▶ Requirements
Count, in the entries below, the lines in which "选择文件" occurs. Give the number, nothing more.

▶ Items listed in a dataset
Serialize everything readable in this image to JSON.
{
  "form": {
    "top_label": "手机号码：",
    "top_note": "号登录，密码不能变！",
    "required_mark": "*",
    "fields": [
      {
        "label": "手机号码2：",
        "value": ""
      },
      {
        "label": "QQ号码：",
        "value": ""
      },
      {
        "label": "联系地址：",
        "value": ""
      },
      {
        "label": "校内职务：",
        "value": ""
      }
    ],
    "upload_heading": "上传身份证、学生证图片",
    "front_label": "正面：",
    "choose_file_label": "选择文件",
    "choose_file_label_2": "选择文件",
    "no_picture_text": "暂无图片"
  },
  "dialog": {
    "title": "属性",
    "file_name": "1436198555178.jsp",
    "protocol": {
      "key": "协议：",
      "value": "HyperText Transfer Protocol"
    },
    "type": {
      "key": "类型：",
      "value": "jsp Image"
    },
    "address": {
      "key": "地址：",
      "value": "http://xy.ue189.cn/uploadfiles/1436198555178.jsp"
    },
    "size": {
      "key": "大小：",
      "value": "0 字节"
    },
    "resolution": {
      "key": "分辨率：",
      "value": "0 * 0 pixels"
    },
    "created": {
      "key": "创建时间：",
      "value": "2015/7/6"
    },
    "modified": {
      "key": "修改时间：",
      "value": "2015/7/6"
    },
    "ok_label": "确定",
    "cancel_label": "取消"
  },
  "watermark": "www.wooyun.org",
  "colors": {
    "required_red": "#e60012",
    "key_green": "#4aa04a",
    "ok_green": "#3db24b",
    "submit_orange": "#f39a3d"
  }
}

▶ Correct result
2